> **WHAT THIS TASK INVOLVES**:
Where a line contains the word "half", copy that line.

> **PROVIDED ENTRIES**:
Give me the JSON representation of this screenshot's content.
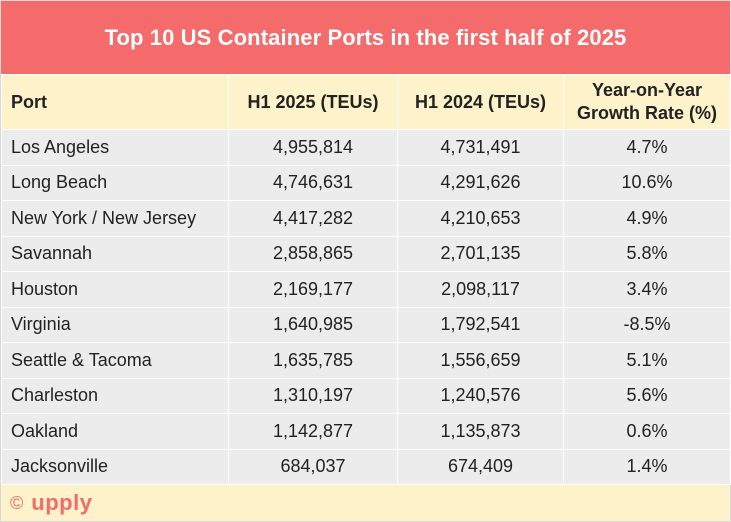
{
  "title": "Top 10 US Container Ports in  the first half of 2025",
  "chart_data": {
    "type": "table",
    "title": "Top 10 US Container Ports in  the first half of 2025",
    "columns": [
      "Port",
      "H1 2025 (TEUs)",
      "H1 2024 (TEUs)",
      "Year-on-Year Growth Rate (%)"
    ],
    "rows": [
      [
        "Los Angeles",
        "4,955,814",
        "4,731,491",
        "4.7%"
      ],
      [
        "Long Beach",
        "4,746,631",
        "4,291,626",
        "10.6%"
      ],
      [
        "New York / New Jersey",
        "4,417,282",
        "4,210,653",
        "4.9%"
      ],
      [
        "Savannah",
        "2,858,865",
        "2,701,135",
        "5.8%"
      ],
      [
        "Houston",
        "2,169,177",
        "2,098,117",
        "3.4%"
      ],
      [
        "Virginia",
        "1,640,985",
        "1,792,541",
        "-8.5%"
      ],
      [
        "Seattle & Tacoma",
        "1,635,785",
        "1,556,659",
        "5.1%"
      ],
      [
        "Charleston",
        "1,310,197",
        "1,240,576",
        "5.6%"
      ],
      [
        "Oakland",
        "1,142,877",
        "1,135,873",
        "0.6%"
      ],
      [
        "Jacksonville",
        "684,037",
        "674,409",
        "1.4%"
      ]
    ]
  },
  "colors": {
    "header_bar": "#f56a6a",
    "header_row": "#fdf2c9",
    "row_bg": "#ececec",
    "brand": "#f56a6a"
  },
  "footer": {
    "copyright_symbol": "©",
    "brand": "upply"
  }
}
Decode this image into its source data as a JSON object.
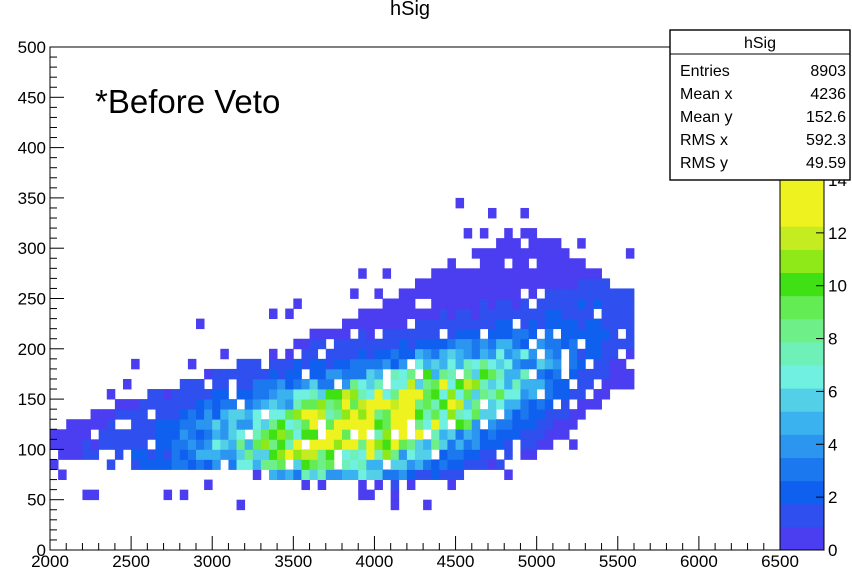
{
  "chart_data": {
    "type": "heatmap",
    "title": "hSig",
    "annotation": "*Before Veto",
    "xlabel": "",
    "ylabel": "",
    "xlim": [
      2000,
      6500
    ],
    "ylim": [
      0,
      500
    ],
    "zlim": [
      0,
      14
    ],
    "x_ticks": [
      "2000",
      "2500",
      "3000",
      "3500",
      "4000",
      "4500",
      "5000",
      "5500",
      "6000",
      "6500"
    ],
    "y_ticks": [
      "0",
      "50",
      "100",
      "150",
      "200",
      "250",
      "300",
      "350",
      "400",
      "450",
      "500"
    ],
    "z_ticks": [
      "0",
      "2",
      "4",
      "6",
      "8",
      "10",
      "12",
      "14"
    ],
    "colorbar_colors": [
      "#4b3df0",
      "#2f4fee",
      "#1060ef",
      "#1c78ee",
      "#2b95f0",
      "#39b2ef",
      "#53cfe8",
      "#6ff0e0",
      "#6ef0b8",
      "#6eef88",
      "#63ec53",
      "#3fe014",
      "#8fe817",
      "#c5ec20",
      "#eef21e",
      "#eef21e"
    ],
    "density_model": {
      "bin_width_x": 50,
      "bin_height_y": 10,
      "ridge_curve": {
        "x": [
          2000,
          3000,
          3500,
          4000,
          4500,
          5000,
          5500
        ],
        "y": [
          90,
          105,
          115,
          125,
          150,
          180,
          230
        ]
      },
      "upper_extent": {
        "x": [
          2000,
          2500,
          3000,
          3500,
          4000,
          4500,
          5000,
          5500
        ],
        "y": [
          120,
          150,
          175,
          205,
          240,
          290,
          320,
          260
        ]
      },
      "lower_extent": {
        "x": [
          2000,
          2500,
          3000,
          3500,
          4000,
          4500,
          5000,
          5500
        ],
        "y": [
          90,
          85,
          80,
          72,
          65,
          72,
          95,
          160
        ]
      },
      "peak_location": {
        "x": 4000,
        "y": 120
      },
      "peak_value": 14
    },
    "stats_box": {
      "title": "hSig",
      "rows": [
        {
          "label": "Entries",
          "value": "8903"
        },
        {
          "label": "Mean x",
          "value": "4236"
        },
        {
          "label": "Mean y",
          "value": "152.6"
        },
        {
          "label": "RMS x",
          "value": "592.3"
        },
        {
          "label": "RMS y",
          "value": "49.59"
        }
      ]
    },
    "grid": false,
    "legend": "none"
  }
}
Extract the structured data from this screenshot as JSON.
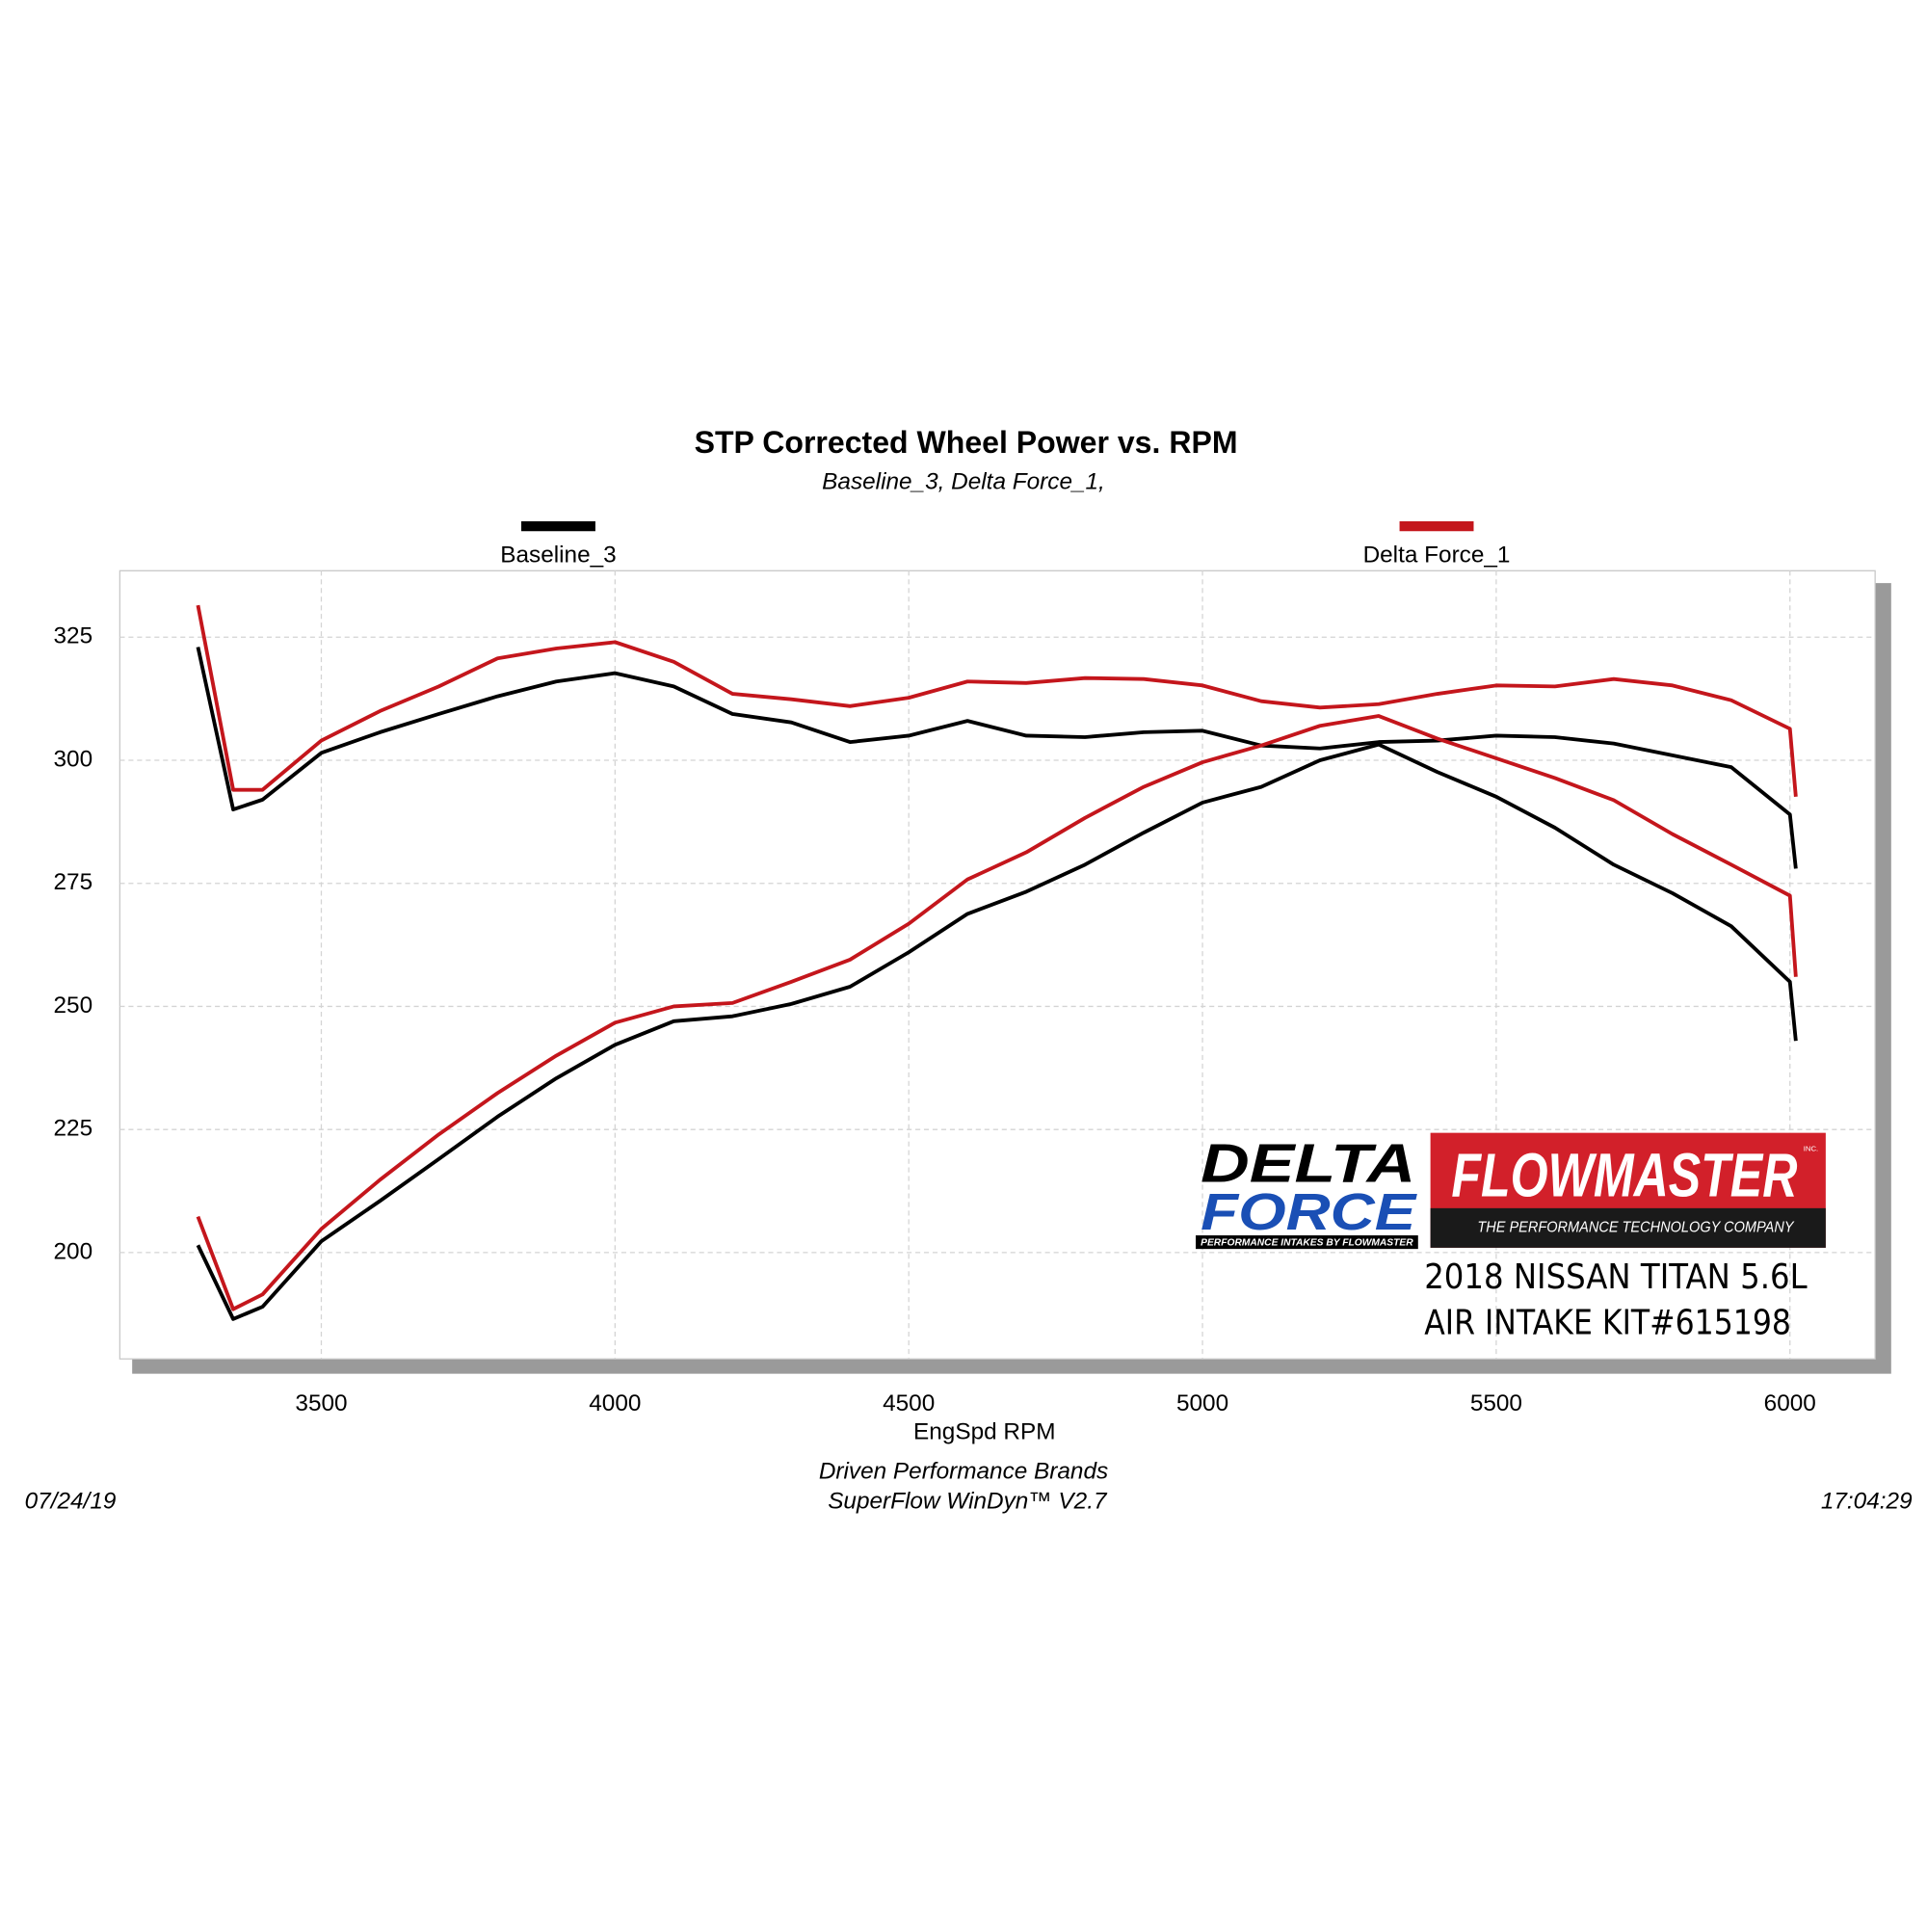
{
  "chart_data": {
    "type": "line",
    "title": "STP Corrected Wheel Power vs. RPM",
    "subtitle": "Baseline_3, Delta Force_1,",
    "x_label": "EngSpd  RPM",
    "footer": [
      "Driven Performance Brands",
      "SuperFlow WinDyn™ V2.7"
    ],
    "date": "07/24/19",
    "time": "17:04:29",
    "x": [
      3290,
      3350,
      3400,
      3500,
      3600,
      3700,
      3800,
      3900,
      4000,
      4100,
      4200,
      4300,
      4400,
      4500,
      4600,
      4700,
      4800,
      4900,
      5000,
      5100,
      5200,
      5300,
      5400,
      5500,
      5600,
      5700,
      5800,
      5900,
      6000,
      6010
    ],
    "series": [
      {
        "name": "Baseline_3",
        "color": "#000000",
        "curves": [
          [
            323,
            290,
            292,
            301.5,
            305.7,
            309.4,
            313,
            316,
            317.7,
            315,
            309.4,
            307.7,
            303.7,
            305,
            308,
            305,
            304.7,
            305.7,
            306,
            303,
            302.4,
            303.7,
            304,
            305,
            304.7,
            303.4,
            301,
            298.6,
            289,
            278
          ],
          [
            201.5,
            186.5,
            189,
            202.3,
            210.5,
            219,
            227.6,
            235.4,
            242.2,
            247,
            248,
            250.5,
            254,
            261,
            268.8,
            273.3,
            278.8,
            285.3,
            291.4,
            294.6,
            300,
            303.2,
            297.6,
            292.6,
            286.3,
            278.8,
            273,
            266.3,
            255,
            243
          ]
        ]
      },
      {
        "name": "Delta Force_1",
        "color": "#c4161c",
        "curves": [
          [
            331.5,
            294,
            294,
            304,
            310,
            315,
            320.7,
            322.7,
            324,
            320,
            313.5,
            312.4,
            311,
            312.7,
            316,
            315.7,
            316.7,
            316.5,
            315.2,
            312,
            310.7,
            311.4,
            313.5,
            315.2,
            315,
            316.5,
            315.2,
            312.2,
            306.4,
            292.6
          ],
          [
            207.3,
            188.5,
            191.5,
            204.8,
            214.8,
            224,
            232.4,
            240,
            246.7,
            250,
            250.7,
            255,
            259.5,
            266.8,
            275.8,
            281.3,
            288.3,
            294.6,
            299.6,
            303,
            307,
            309,
            304.4,
            300.4,
            296.4,
            291.9,
            285,
            278.8,
            272.5,
            256
          ]
        ]
      }
    ],
    "xlim": [
      3157,
      6145
    ],
    "ylim": [
      178.4,
      338.5
    ],
    "xticks": [
      3500,
      4000,
      4500,
      5000,
      5500,
      6000
    ],
    "yticks": [
      200,
      225,
      250,
      275,
      300,
      325
    ],
    "grid": true,
    "logo": {
      "delta": "DELTA",
      "force": "FORCE",
      "delta_tagline": "PERFORMANCE INTAKES BY FLOWMASTER",
      "flowmaster": "FLOWMASTER",
      "inc": "INC.",
      "flowmaster_tagline": "THE PERFORMANCE TECHNOLOGY COMPANY"
    },
    "caption": [
      "2018 NISSAN TITAN 5.6L",
      "AIR INTAKE KIT#615198"
    ]
  }
}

> **SOLUTION FOR THIS EXERCISE**:
  "title": "Top 10 US Container Ports in  the first half of 2025",
    "title": "Top 10 US Container Ports in  the first half of 2025",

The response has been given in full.